## Your goal
Copy all lines below containing "hatte".
══ Supplied data ══
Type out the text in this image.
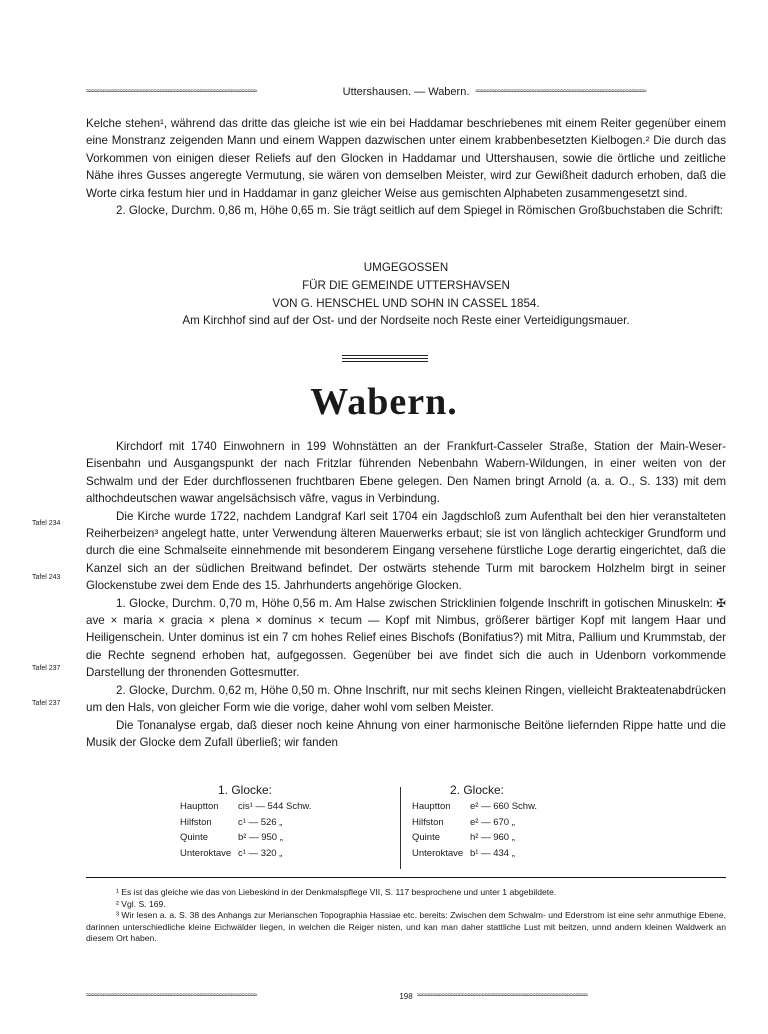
≈≈≈≈≈≈≈≈≈≈≈≈≈≈≈≈≈≈≈≈≈≈≈≈≈≈≈≈≈≈≈≈≈≈≈≈≈≈≈≈≈≈≈≈≈≈≈≈≈≈≈≈≈≈≈≈≈≈≈≈
Uttershausen. — Wabern.
≈≈≈≈≈≈≈≈≈≈≈≈≈≈≈≈≈≈≈≈≈≈≈≈≈≈≈≈≈≈≈≈≈≈≈≈≈≈≈≈≈≈≈≈≈≈≈≈≈≈≈≈≈≈≈≈≈≈≈≈

Kelche stehen¹, während das dritte das gleiche ist wie ein bei Haddamar beschriebenes mit einem Reiter gegenüber einem eine Monstranz zeigenden Mann und einem Wappen dazwischen unter einem krabbenbesetzten Kielbogen.² Die durch das Vorkommen von einigen dieser Reliefs auf den Glocken in Haddamar und Uttershausen, sowie die örtliche und zeitliche Nähe ihres Gusses angeregte Vermutung, sie wären von demselben Meister, wird zur Gewißheit dadurch erhoben, daß die Worte cirka festum hier und in Haddamar in ganz gleicher Weise aus gemischten Alphabeten zusammengesetzt sind.

2. Glocke, Durchm. 0,86 m, Höhe 0,65 m. Sie trägt seitlich auf dem Spiegel in Römischen Großbuchstaben die Schrift:

UMGEGOSSEN
FÜR DIE GEMEINDE UTTERSHAVSEN
VON G. HENSCHEL UND SOHN IN CASSEL 1854.
Am Kirchhof sind auf der Ost- und der Nordseite noch Reste einer Verteidigungsmauer.
Wabern.
Tafel 234
Tafel 243
Tafel 237
Tafel 237

Kirchdorf mit 1740 Einwohnern in 199 Wohnstätten an der Frankfurt-Casseler Straße, Station der Main-Weser-Eisenbahn und Ausgangspunkt der nach Fritzlar führenden Nebenbahn Wabern-Wildungen, in einer weiten von der Schwalm und der Eder durchflossenen fruchtbaren Ebene gelegen. Den Namen bringt Arnold (a. a. O., S. 133) mit dem althochdeutschen wawar angelsächsisch vâfre, vagus in Verbindung.

Die Kirche wurde 1722, nachdem Landgraf Karl seit 1704 ein Jagdschloß zum Aufenthalt bei den hier veranstalteten Reiherbeizen³ angelegt hatte, unter Verwendung älteren Mauerwerks erbaut; sie ist von länglich achteckiger Grundform und durch die eine Schmalseite einnehmende mit besonderem Eingang versehene fürstliche Loge derartig eingerichtet, daß die Kanzel sich an der südlichen Breitwand befindet. Der ostwärts stehende Turm mit barockem Holzhelm birgt in seiner Glockenstube zwei dem Ende des 15. Jahrhunderts angehörige Glocken.

1. Glocke, Durchm. 0,70 m, Höhe 0,56 m. Am Halse zwischen Stricklinien folgende Inschrift in gotischen Minuskeln: ✠ ave × maria × gracia × plena × dominus × tecum — Kopf mit Nimbus, größerer bärtiger Kopf mit langem Haar und Heiligenschein. Unter dominus ist ein 7 cm hohes Relief eines Bischofs (Bonifatius?) mit Mitra, Pallium und Krummstab, der die Rechte segnend erhoben hat, aufgegossen. Gegenüber bei ave findet sich die auch in Udenborn vorkommende Darstellung der thronenden Gottesmutter.

2. Glocke, Durchm. 0,62 m, Höhe 0,50 m. Ohne Inschrift, nur mit sechs kleinen Ringen, vielleicht Brakteatenabdrücken um den Hals, von gleicher Form wie die vorige, daher wohl vom selben Meister.

Die Tonanalyse ergab, daß dieser noch keine Ahnung von einer harmonische Beitöne liefernden Rippe hatte und die Musik der Glocke dem Zufall überließ; wir fanden

1. Glocke:
Hauptton	cis¹ — 544 Schw.
Hilfston	c¹ — 526 „
Quinte	b² — 950 „
Unteroktave c¹ — 320 „
2. Glocke:
Hauptton	e² — 660 Schw.
Hilfston	e² — 670 „
Quinte	h² — 960 „
Unteroktave b¹ — 434 „

¹ Es ist das gleiche wie das von Liebeskind in der Denkmalspflege VII, S. 117 besprochene und unter 1 abgebildete.

² Vgl. S. 169.

³ Wir lesen a. a. S. 38 des Anhangs zur Merianschen Topographia Hassiae etc. bereits: Zwischen dem Schwalm- und Ederstrom ist eine sehr anmuthige Ebene, darinnen unterschiedliche kleine Eichwälder liegen, in welchen die Reiger nisten, und kan man daher stattliche Lust mit beitzen, unnd andern kleinen Waldwerk an diesem Ort haben.

≈≈≈≈≈≈≈≈≈≈≈≈≈≈≈≈≈≈≈≈≈≈≈≈≈≈≈≈≈≈≈≈≈≈≈≈≈≈≈≈≈≈≈≈≈≈≈≈≈≈≈≈≈≈≈≈≈≈≈≈
198
≈≈≈≈≈≈≈≈≈≈≈≈≈≈≈≈≈≈≈≈≈≈≈≈≈≈≈≈≈≈≈≈≈≈≈≈≈≈≈≈≈≈≈≈≈≈≈≈≈≈≈≈≈≈≈≈≈≈≈≈
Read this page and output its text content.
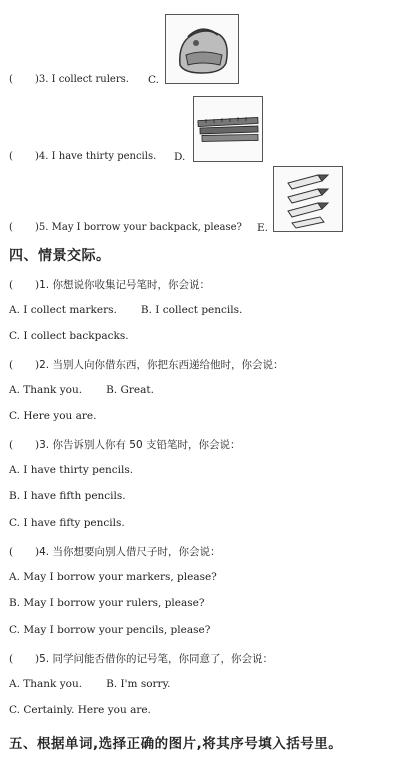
( )3. I collect rulers. C.
( )4. I have thirty pencils. D.
( )5. May I borrow your backpack, please? E.
四、情景交际。
( )1. 你想说你收集记号笔时，你会说：
A. I collect markers. B. I collect pencils.
C. I collect backpacks.
( )2. 当别人向你借东西，你把东西递给他时，你会说：
A. Thank you. B. Great.
C. Here you are.
( )3. 你告诉别人你有 50 支铅笔时，你会说：
A. I have thirty pencils.
B. I have fifth pencils.
C. I have fifty pencils.
( )4. 当你想要向别人借尺子时，你会说：
A. May I borrow your markers, please?
B. May I borrow your rulers, please?
C. May I borrow your pencils, please?
( )5. 同学问能否借你的记号笔，你同意了，你会说：
A. Thank you. B. I'm sorry.
C. Certainly. Here you are.
五、根据单词,选择正确的图片,将其序号填入括号里。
═══
## Task response
Die Kirche wurde 1722, nachdem Landgraf Karl seit 1704 ein Jagdschloß zum Aufenthalt bei den hier veranstalteten Reiherbeizen³ angelegt hatte, unter Verwendung älteren Mauerwerks erbaut; sie ist von länglich achteckiger Grundform und durch die eine Schmalseite einnehmende mit besonderem Eingang versehene fürstliche Loge derartig eingerichtet, daß die Kanzel sich an der südlichen Breitwand befindet. Der ostwärts stehende Turm mit barockem Holzhelm birgt in seiner Glockenstube zwei dem Ende des 15. Jahrhunderts angehörige Glocken.
Die Tonanalyse ergab, daß dieser noch keine Ahnung von einer harmonische Beitöne liefernden Rippe hatte und die Musik der Glocke dem Zufall überließ; wir fanden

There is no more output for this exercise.